Stored data entries:

-- BEGIN --

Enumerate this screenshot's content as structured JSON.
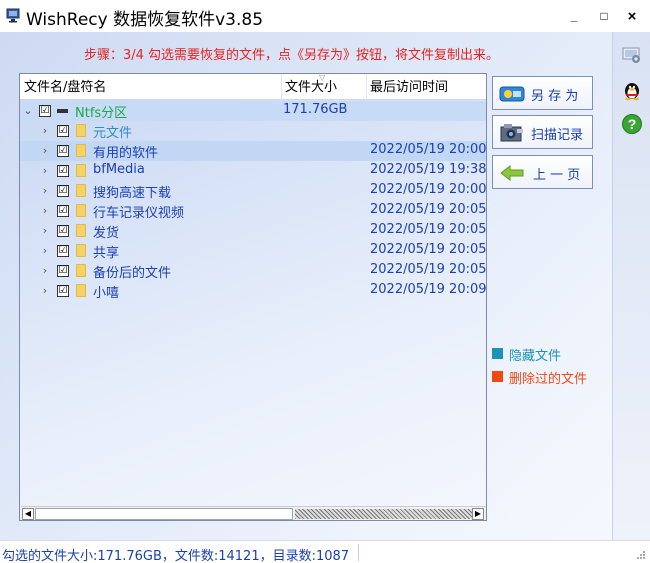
{
  "window": {
    "title": "WishRecy 数据恢复软件v3.85",
    "minimize": "_",
    "maximize": "□",
    "close": "×"
  },
  "step_instruction": "步骤：3/4 勾选需要恢复的文件，点《另存为》按钮，将文件复制出来。",
  "columns": {
    "name": "文件名/盘符名",
    "size": "文件大小",
    "date": "最后访问时间"
  },
  "tree": {
    "root": {
      "name": "Ntfs分区",
      "size": "171.76GB",
      "checked": "☑"
    },
    "items": [
      {
        "name": "元文件",
        "date": "",
        "checked": "☑"
      },
      {
        "name": "有用的软件",
        "date": "2022/05/19 20:00:",
        "checked": "☑"
      },
      {
        "name": "bfMedia",
        "date": "2022/05/19 19:38:",
        "checked": "☑"
      },
      {
        "name": "搜狗高速下载",
        "date": "2022/05/19 20:00:",
        "checked": "☑"
      },
      {
        "name": "行车记录仪视频",
        "date": "2022/05/19 20:05:",
        "checked": "☑"
      },
      {
        "name": "发货",
        "date": "2022/05/19 20:05:",
        "checked": "☑"
      },
      {
        "name": "共享",
        "date": "2022/05/19 20:05:",
        "checked": "☑"
      },
      {
        "name": "备份后的文件",
        "date": "2022/05/19 20:05:",
        "checked": "☑"
      },
      {
        "name": "小嘻",
        "date": "2022/05/19 20:09:",
        "checked": "☑"
      }
    ]
  },
  "buttons": {
    "save_as": "另 存 为",
    "scan_record": "扫描记录",
    "previous": "上 一 页"
  },
  "legend": {
    "hidden": {
      "label": "隐藏文件",
      "color": "#1a93b7"
    },
    "deleted": {
      "label": "删除过的文件",
      "color": "#f04a14"
    }
  },
  "status": "勾选的文件大小:171.76GB，文件数:14121，目录数:1087",
  "colors": {
    "accent_text": "#1a3fb5",
    "warning_text": "#e8231e",
    "partition_name": "#1ba848",
    "meta_folder": "#2a8fc7"
  }
}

-- END --

What you will do: Each record above should come back exactly the same, only without its pictures.

Task result:
Enumerate this screenshot's content as structured JSON.
{
  "window": {
    "title": "WishRecy 数据恢复软件v3.85",
    "minimize": "_",
    "maximize": "□",
    "close": "×"
  },
  "step_instruction": "步骤：3/4 勾选需要恢复的文件，点《另存为》按钮，将文件复制出来。",
  "columns": {
    "name": "文件名/盘符名",
    "size": "文件大小",
    "date": "最后访问时间"
  },
  "tree": {
    "root": {
      "name": "Ntfs分区",
      "size": "171.76GB",
      "checked": "☑"
    },
    "items": [
      {
        "name": "元文件",
        "date": "",
        "checked": "☑"
      },
      {
        "name": "有用的软件",
        "date": "2022/05/19 20:00:",
        "checked": "☑"
      },
      {
        "name": "bfMedia",
        "date": "2022/05/19 19:38:",
        "checked": "☑"
      },
      {
        "name": "搜狗高速下载",
        "date": "2022/05/19 20:00:",
        "checked": "☑"
      },
      {
        "name": "行车记录仪视频",
        "date": "2022/05/19 20:05:",
        "checked": "☑"
      },
      {
        "name": "发货",
        "date": "2022/05/19 20:05:",
        "checked": "☑"
      },
      {
        "name": "共享",
        "date": "2022/05/19 20:05:",
        "checked": "☑"
      },
      {
        "name": "备份后的文件",
        "date": "2022/05/19 20:05:",
        "checked": "☑"
      },
      {
        "name": "小嘻",
        "date": "2022/05/19 20:09:",
        "checked": "☑"
      }
    ]
  },
  "buttons": {
    "save_as": "另 存 为",
    "scan_record": "扫描记录",
    "previous": "上 一 页"
  },
  "legend": {
    "hidden": {
      "label": "隐藏文件",
      "color": "#1a93b7"
    },
    "deleted": {
      "label": "删除过的文件",
      "color": "#f04a14"
    }
  },
  "status": "勾选的文件大小:171.76GB，文件数:14121，目录数:1087",
  "colors": {
    "accent_text": "#1a3fb5",
    "warning_text": "#e8231e",
    "partition_name": "#1ba848",
    "meta_folder": "#2a8fc7"
  }
}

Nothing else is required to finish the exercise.